** To be done **
All of the data that follows should be retyped exactly, please, except the pictures.

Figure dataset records

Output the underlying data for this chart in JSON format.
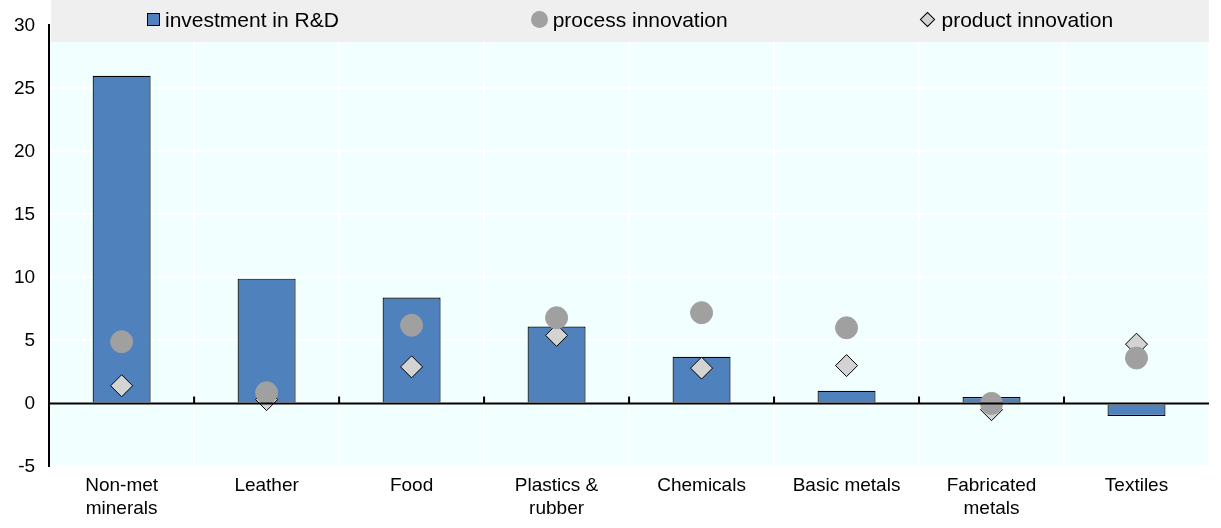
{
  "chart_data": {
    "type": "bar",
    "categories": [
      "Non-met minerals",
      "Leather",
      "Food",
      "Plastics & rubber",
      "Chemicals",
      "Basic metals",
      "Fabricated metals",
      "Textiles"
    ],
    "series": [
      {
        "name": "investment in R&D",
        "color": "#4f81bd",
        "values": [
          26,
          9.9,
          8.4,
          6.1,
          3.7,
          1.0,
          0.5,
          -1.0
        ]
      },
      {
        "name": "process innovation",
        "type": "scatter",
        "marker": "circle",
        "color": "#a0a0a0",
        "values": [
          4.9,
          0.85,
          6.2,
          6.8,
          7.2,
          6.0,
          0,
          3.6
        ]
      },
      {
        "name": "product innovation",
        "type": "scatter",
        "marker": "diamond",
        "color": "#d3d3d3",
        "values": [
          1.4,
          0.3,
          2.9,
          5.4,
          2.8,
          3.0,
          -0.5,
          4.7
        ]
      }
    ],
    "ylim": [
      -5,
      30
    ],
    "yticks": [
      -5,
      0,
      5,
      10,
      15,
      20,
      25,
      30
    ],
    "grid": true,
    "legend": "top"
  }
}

** Full solution **
Output the underlying data for this chart in JSON format.
{
  "chart_data": {
    "type": "bar",
    "categories": [
      "Non-met minerals",
      "Leather",
      "Food",
      "Plastics & rubber",
      "Chemicals",
      "Basic metals",
      "Fabricated metals",
      "Textiles"
    ],
    "series": [
      {
        "name": "investment in R&D",
        "color": "#4f81bd",
        "values": [
          26,
          9.9,
          8.4,
          6.1,
          3.7,
          1.0,
          0.5,
          -1.0
        ]
      },
      {
        "name": "process innovation",
        "type": "scatter",
        "marker": "circle",
        "color": "#a0a0a0",
        "values": [
          4.9,
          0.85,
          6.2,
          6.8,
          7.2,
          6.0,
          0,
          3.6
        ]
      },
      {
        "name": "product innovation",
        "type": "scatter",
        "marker": "diamond",
        "color": "#d3d3d3",
        "values": [
          1.4,
          0.3,
          2.9,
          5.4,
          2.8,
          3.0,
          -0.5,
          4.7
        ]
      }
    ],
    "ylim": [
      -5,
      30
    ],
    "yticks": [
      -5,
      0,
      5,
      10,
      15,
      20,
      25,
      30
    ],
    "grid": true,
    "legend": "top"
  }
}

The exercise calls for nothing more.